Extracted material:
○ ○ ○

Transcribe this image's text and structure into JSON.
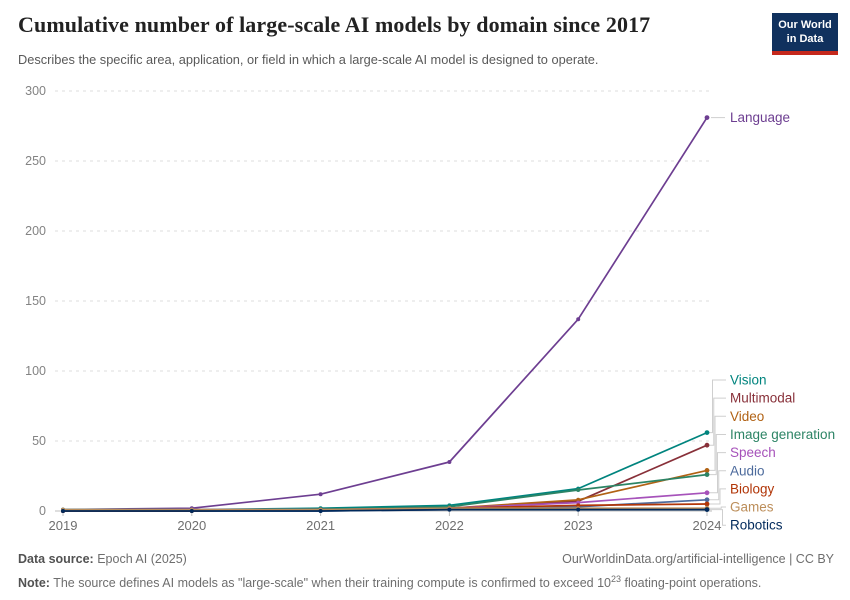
{
  "header": {
    "title": "Cumulative number of large-scale AI models by domain since 2017",
    "subtitle": "Describes the specific area, application, or field in which a large-scale AI model is designed to operate.",
    "logo": {
      "line1": "Our World",
      "line2": "in Data",
      "bg_color": "#10315e",
      "stripe_color": "#c5281c"
    }
  },
  "chart_data": {
    "type": "line",
    "title": "Cumulative number of large-scale AI models by domain since 2017",
    "x": [
      2019,
      2020,
      2021,
      2022,
      2023,
      2024
    ],
    "xlabel": "",
    "ylabel": "",
    "ylim": [
      0,
      300
    ],
    "yticks": [
      0,
      50,
      100,
      150,
      200,
      250,
      300
    ],
    "grid": "horizontal-dashed",
    "legend_position": "right-end-of-line",
    "marker": "point-per-year",
    "series": [
      {
        "name": "Language",
        "color": "#6D3E91",
        "values": [
          1,
          2,
          12,
          35,
          137,
          281
        ]
      },
      {
        "name": "Vision",
        "color": "#00847E",
        "values": [
          1,
          1,
          2,
          4,
          16,
          56
        ]
      },
      {
        "name": "Multimodal",
        "color": "#883039",
        "values": [
          0,
          0,
          1,
          2,
          7,
          47
        ]
      },
      {
        "name": "Video",
        "color": "#B16214",
        "values": [
          0,
          0,
          1,
          2,
          8,
          29
        ]
      },
      {
        "name": "Image generation",
        "color": "#2C8465",
        "values": [
          0,
          0,
          1,
          3,
          15,
          26
        ]
      },
      {
        "name": "Speech",
        "color": "#A652BA",
        "values": [
          0,
          1,
          1,
          2,
          6,
          13
        ]
      },
      {
        "name": "Audio",
        "color": "#4C6A9C",
        "values": [
          0,
          0,
          0,
          1,
          3,
          8
        ]
      },
      {
        "name": "Biology",
        "color": "#B13507",
        "values": [
          0,
          0,
          1,
          2,
          4,
          5
        ]
      },
      {
        "name": "Games",
        "color": "#BC8E5A",
        "values": [
          1,
          1,
          1,
          2,
          2,
          2
        ]
      },
      {
        "name": "Robotics",
        "color": "#00295B",
        "values": [
          0,
          0,
          0,
          1,
          1,
          1
        ]
      }
    ]
  },
  "footer": {
    "source_label": "Data source:",
    "source_value": " Epoch AI (2025)",
    "credit": "OurWorldinData.org/artificial-intelligence | CC BY",
    "note_label": "Note:",
    "note_pre": " The source defines AI models as \"large-scale\" when their training compute is confirmed to exceed 10",
    "note_exp": "23",
    "note_post": " floating-point operations."
  }
}
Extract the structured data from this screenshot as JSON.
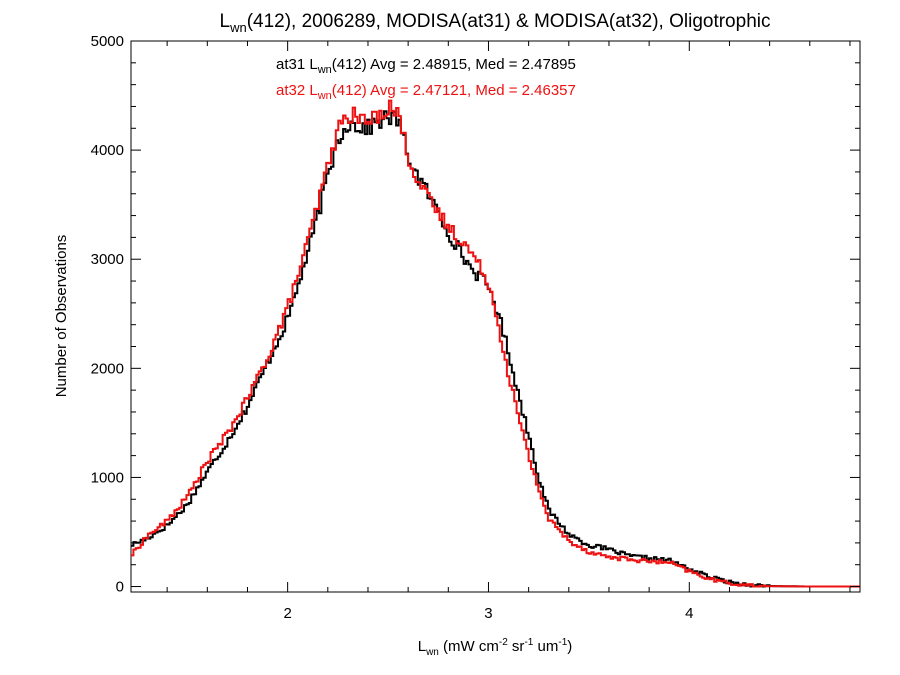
{
  "chart_data": {
    "type": "line",
    "title": {
      "pre": "L",
      "sub": "wn",
      "post": "(412), 2006289, MODISA(at31) & MODISA(at32), Oligotrophic"
    },
    "xlabel": {
      "pre": "L",
      "sub": "wn",
      "mid1": " (mW cm",
      "sup1": "-2",
      "mid2": " sr",
      "sup2": "-1",
      "mid3": " um",
      "sup3": "-1",
      "post": ")"
    },
    "ylabel": "Number of Observations",
    "xlim": [
      1.22,
      4.85
    ],
    "ylim": [
      -50,
      5000
    ],
    "xticks": [
      2,
      3,
      4
    ],
    "yticks": [
      0,
      1000,
      2000,
      3000,
      4000,
      5000
    ],
    "grid": false,
    "legend_placement": "top-center",
    "series": [
      {
        "label": {
          "pre": "at31 L",
          "sub": "wn",
          "post": "(412) Avg = 2.48915, Med = 2.47895"
        },
        "color": "#000000",
        "points": [
          [
            1.22,
            380
          ],
          [
            1.3,
            440
          ],
          [
            1.4,
            560
          ],
          [
            1.5,
            750
          ],
          [
            1.6,
            1050
          ],
          [
            1.7,
            1330
          ],
          [
            1.8,
            1650
          ],
          [
            1.9,
            2050
          ],
          [
            2.0,
            2450
          ],
          [
            2.1,
            3050
          ],
          [
            2.2,
            3750
          ],
          [
            2.25,
            4100
          ],
          [
            2.3,
            4250
          ],
          [
            2.35,
            4220
          ],
          [
            2.4,
            4200
          ],
          [
            2.45,
            4260
          ],
          [
            2.5,
            4300
          ],
          [
            2.55,
            4280
          ],
          [
            2.6,
            3950
          ],
          [
            2.65,
            3750
          ],
          [
            2.7,
            3600
          ],
          [
            2.8,
            3250
          ],
          [
            2.9,
            2950
          ],
          [
            3.0,
            2750
          ],
          [
            3.05,
            2500
          ],
          [
            3.1,
            2150
          ],
          [
            3.15,
            1750
          ],
          [
            3.2,
            1400
          ],
          [
            3.25,
            1000
          ],
          [
            3.3,
            700
          ],
          [
            3.4,
            480
          ],
          [
            3.5,
            380
          ],
          [
            3.6,
            340
          ],
          [
            3.7,
            280
          ],
          [
            3.8,
            260
          ],
          [
            3.9,
            240
          ],
          [
            4.0,
            160
          ],
          [
            4.1,
            90
          ],
          [
            4.2,
            40
          ],
          [
            4.3,
            15
          ],
          [
            4.4,
            5
          ],
          [
            4.6,
            0
          ],
          [
            4.85,
            0
          ]
        ]
      },
      {
        "label": {
          "pre": "at32 L",
          "sub": "wn",
          "post": "(412) Avg = 2.47121, Med = 2.46357"
        },
        "color": "#ee1111",
        "points": [
          [
            1.22,
            280
          ],
          [
            1.3,
            460
          ],
          [
            1.4,
            600
          ],
          [
            1.5,
            820
          ],
          [
            1.6,
            1150
          ],
          [
            1.7,
            1400
          ],
          [
            1.8,
            1720
          ],
          [
            1.9,
            2100
          ],
          [
            2.0,
            2550
          ],
          [
            2.1,
            3150
          ],
          [
            2.2,
            3850
          ],
          [
            2.25,
            4180
          ],
          [
            2.3,
            4330
          ],
          [
            2.35,
            4300
          ],
          [
            2.4,
            4250
          ],
          [
            2.45,
            4320
          ],
          [
            2.5,
            4400
          ],
          [
            2.55,
            4350
          ],
          [
            2.6,
            3950
          ],
          [
            2.65,
            3720
          ],
          [
            2.7,
            3550
          ],
          [
            2.8,
            3300
          ],
          [
            2.9,
            3100
          ],
          [
            3.0,
            2800
          ],
          [
            3.05,
            2400
          ],
          [
            3.1,
            1950
          ],
          [
            3.15,
            1550
          ],
          [
            3.2,
            1200
          ],
          [
            3.25,
            900
          ],
          [
            3.3,
            620
          ],
          [
            3.4,
            420
          ],
          [
            3.5,
            320
          ],
          [
            3.6,
            270
          ],
          [
            3.7,
            250
          ],
          [
            3.8,
            230
          ],
          [
            3.9,
            220
          ],
          [
            4.0,
            140
          ],
          [
            4.1,
            70
          ],
          [
            4.2,
            30
          ],
          [
            4.3,
            10
          ],
          [
            4.4,
            3
          ],
          [
            4.6,
            0
          ],
          [
            4.85,
            0
          ]
        ]
      }
    ]
  }
}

○ ○ ○

What needs to be done: Say, as a bare number, how many lines in the entries above include the string "large".

Final result: 4